# Records shown
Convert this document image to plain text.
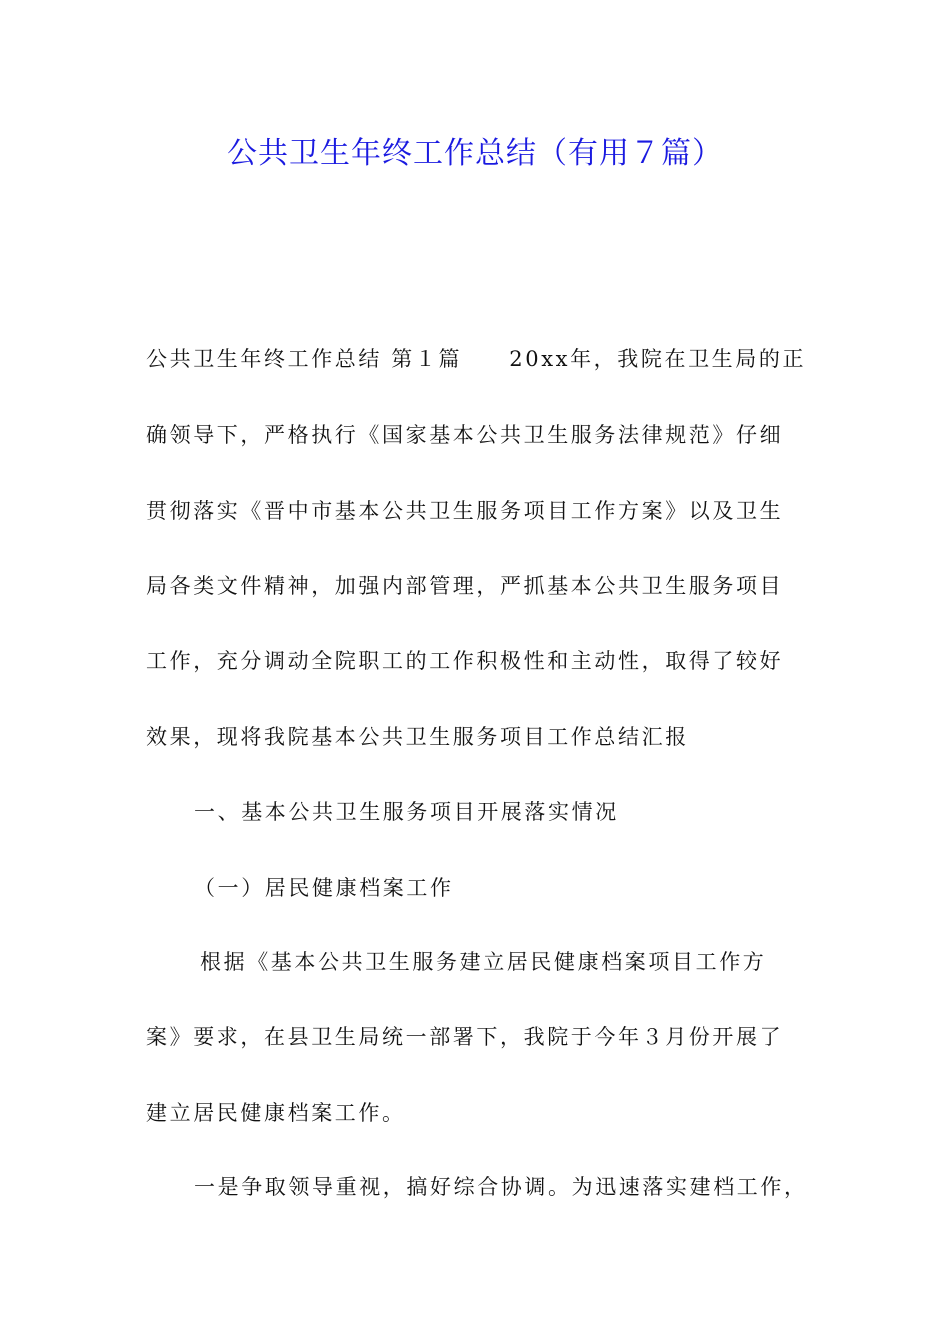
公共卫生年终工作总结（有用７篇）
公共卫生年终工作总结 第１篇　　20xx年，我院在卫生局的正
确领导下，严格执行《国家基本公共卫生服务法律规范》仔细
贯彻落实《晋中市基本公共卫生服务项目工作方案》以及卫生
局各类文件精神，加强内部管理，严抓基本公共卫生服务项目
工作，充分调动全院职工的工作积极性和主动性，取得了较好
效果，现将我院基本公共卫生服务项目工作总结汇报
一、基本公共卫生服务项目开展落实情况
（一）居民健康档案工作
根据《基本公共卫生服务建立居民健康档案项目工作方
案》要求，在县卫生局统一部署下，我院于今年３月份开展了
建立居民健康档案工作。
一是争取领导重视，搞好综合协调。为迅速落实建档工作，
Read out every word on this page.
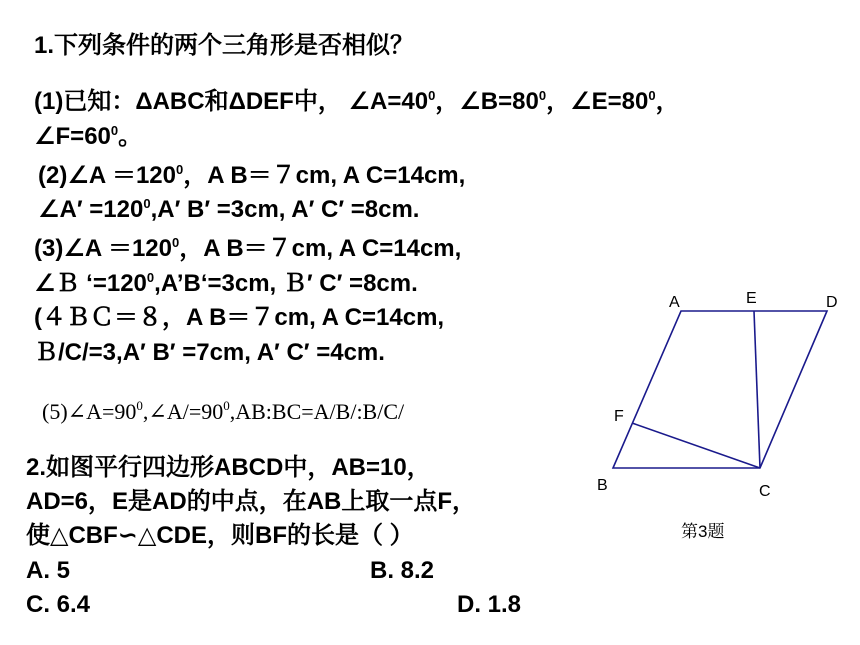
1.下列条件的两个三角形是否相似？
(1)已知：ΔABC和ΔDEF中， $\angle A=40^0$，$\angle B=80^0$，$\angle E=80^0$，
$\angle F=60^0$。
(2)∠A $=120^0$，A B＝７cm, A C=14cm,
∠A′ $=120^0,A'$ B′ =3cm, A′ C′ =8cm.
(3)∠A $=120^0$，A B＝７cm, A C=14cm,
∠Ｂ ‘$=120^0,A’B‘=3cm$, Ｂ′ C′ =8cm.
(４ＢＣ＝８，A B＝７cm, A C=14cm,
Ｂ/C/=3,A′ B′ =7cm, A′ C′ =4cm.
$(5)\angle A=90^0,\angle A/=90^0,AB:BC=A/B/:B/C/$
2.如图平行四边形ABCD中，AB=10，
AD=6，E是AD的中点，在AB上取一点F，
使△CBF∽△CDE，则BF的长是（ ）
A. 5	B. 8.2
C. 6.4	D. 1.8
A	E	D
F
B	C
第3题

# Your instructions
Without the pictures, copy the material exactly as given.

# Worked solution
Convert this document image to plain text.
公共卫生年终工作总结（有用７篇）
公共卫生年终工作总结 第１篇　　20xx年，我院在卫生局的正
确领导下，严格执行《国家基本公共卫生服务法律规范》仔细
贯彻落实《晋中市基本公共卫生服务项目工作方案》以及卫生
局各类文件精神，加强内部管理，严抓基本公共卫生服务项目
工作，充分调动全院职工的工作积极性和主动性，取得了较好
效果，现将我院基本公共卫生服务项目工作总结汇报
一、基本公共卫生服务项目开展落实情况
（一）居民健康档案工作
根据《基本公共卫生服务建立居民健康档案项目工作方
案》要求，在县卫生局统一部署下，我院于今年３月份开展了
建立居民健康档案工作。
一是争取领导重视，搞好综合协调。为迅速落实建档工作，
Read out every word on this page.
1.下列条件的两个三角形是否相似？
(1)已知：ΔABC和ΔDEF中， $\angle A=40^0$，$\angle B=80^0$，$\angle E=80^0$，
$\angle F=60^0$。
(2)∠A $=120^0$，A B＝７cm, A C=14cm,
∠A′ $=120^0,A'$ B′ =3cm, A′ C′ =8cm.
(3)∠A $=120^0$，A B＝７cm, A C=14cm,
∠Ｂ ‘$=120^0,A’B‘=3cm$, Ｂ′ C′ =8cm.
(４ＢＣ＝８，A B＝７cm, A C=14cm,
Ｂ/C/=3,A′ B′ =7cm, A′ C′ =4cm.
$(5)\angle A=90^0,\angle A/=90^0,AB:BC=A/B/:B/C/$
2.如图平行四边形ABCD中，AB=10，
AD=6，E是AD的中点，在AB上取一点F，
使△CBF∽△CDE，则BF的长是（ ）
A. 5	B. 8.2
C. 6.4	D. 1.8
A	E	D
F
B	C
第3题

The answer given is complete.